* **Problem to work on**: Return the entries below verbatim. Pictures stay out.

++++++++++

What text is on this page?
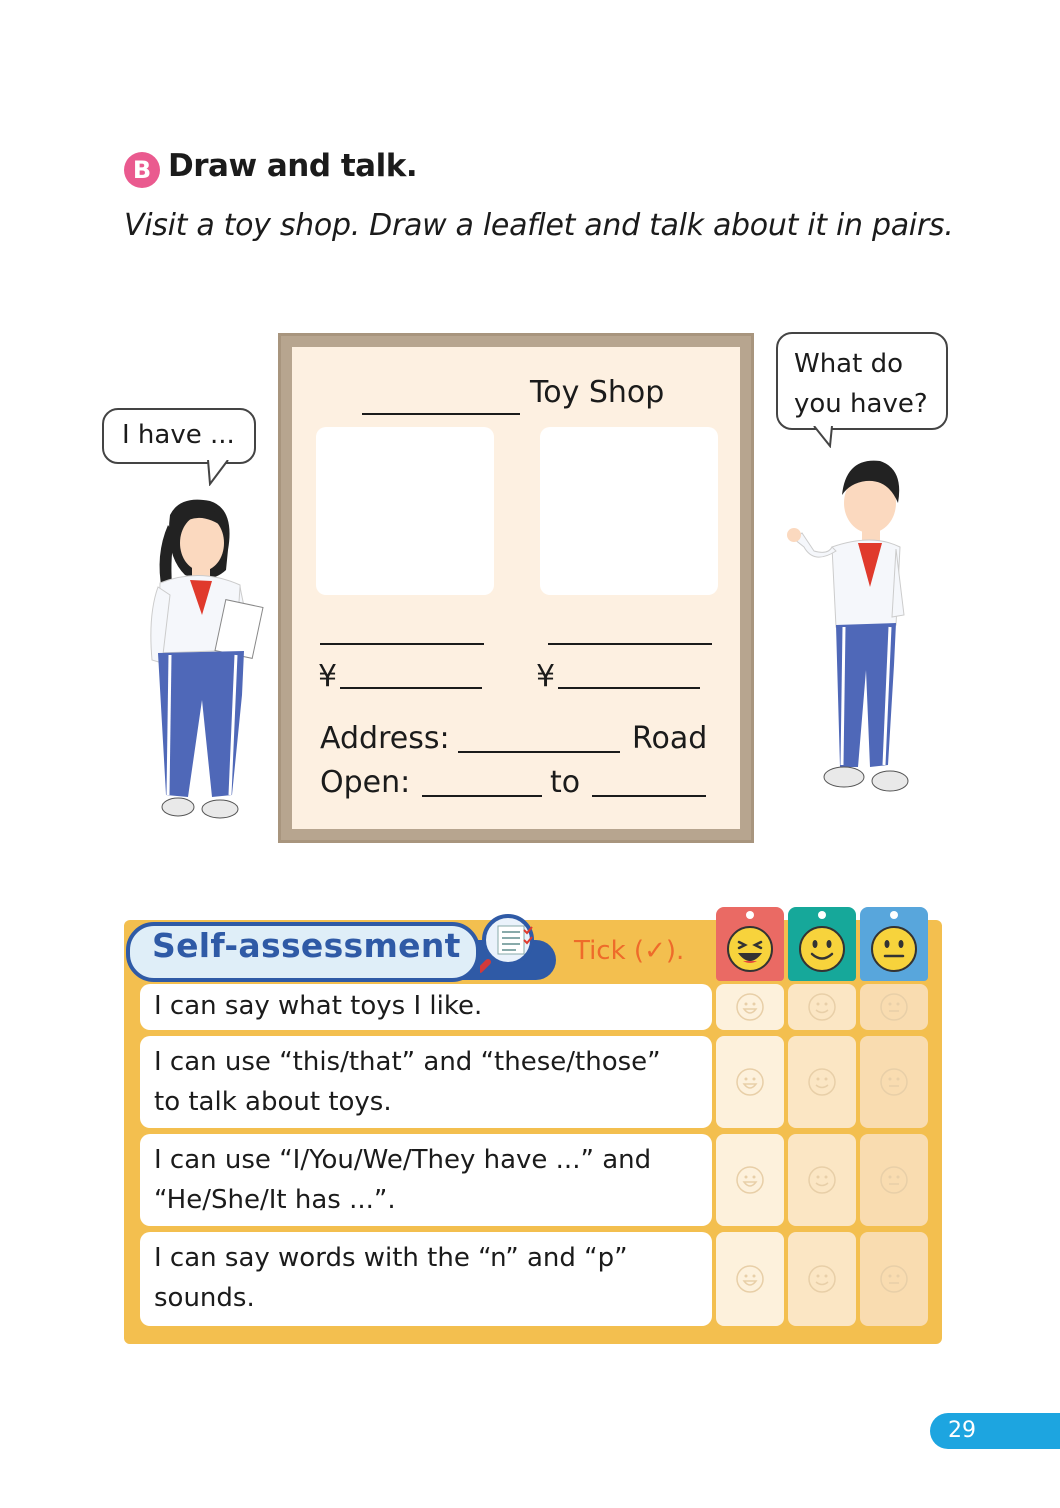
B Draw and talk.
Visit a toy shop. Draw a leaflet and talk about it in pairs.
I have ...
What do
you have?
Toy Shop
¥	¥
Address:	Road
Open:	to
Self-assessment	Tick (✓).
I can say what toys I like.
I can use “this/that” and “these/those”
to talk about toys.
I can use “I/You/We/They have ...” and
“He/She/It has ...”.
I can say words with the “n” and “p”
sounds.
29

++++++++++

* **Written response**:
What text is on this page?
B Draw and talk.
Visit a toy shop. Draw a leaflet and talk about it in pairs.
I have ...
What do
you have?
Toy Shop
¥	¥
Address:	Road
Open:	to
Self-assessment	Tick (✓).
I can say what toys I like.
I can use “this/that” and “these/those”
to talk about toys.
I can use “I/You/We/They have ...” and
“He/She/It has ...”.
I can say words with the “n” and “p”
sounds.
29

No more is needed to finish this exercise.